WHAT YOU NEED TO DO: State how many lines hold the string "unless". Give the number and nothing else.

MATERIAL PROVIDED:

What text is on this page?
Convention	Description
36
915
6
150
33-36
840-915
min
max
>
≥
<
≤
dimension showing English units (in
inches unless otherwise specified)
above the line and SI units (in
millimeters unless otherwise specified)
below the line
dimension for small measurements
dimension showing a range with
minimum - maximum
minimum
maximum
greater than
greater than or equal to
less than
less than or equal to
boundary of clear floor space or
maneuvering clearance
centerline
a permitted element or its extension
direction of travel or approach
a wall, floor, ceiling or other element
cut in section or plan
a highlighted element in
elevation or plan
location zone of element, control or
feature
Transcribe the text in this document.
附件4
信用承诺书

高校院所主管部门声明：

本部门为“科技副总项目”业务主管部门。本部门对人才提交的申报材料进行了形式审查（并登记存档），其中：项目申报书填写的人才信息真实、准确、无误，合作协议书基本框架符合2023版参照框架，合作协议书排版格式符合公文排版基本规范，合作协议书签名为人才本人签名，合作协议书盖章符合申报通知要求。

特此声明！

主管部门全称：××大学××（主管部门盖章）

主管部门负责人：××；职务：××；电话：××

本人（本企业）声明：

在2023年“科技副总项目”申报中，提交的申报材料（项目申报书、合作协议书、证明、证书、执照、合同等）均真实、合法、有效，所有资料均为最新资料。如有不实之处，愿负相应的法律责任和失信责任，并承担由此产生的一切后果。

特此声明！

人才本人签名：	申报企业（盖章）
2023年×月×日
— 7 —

EXPECTED OUTPUT: 2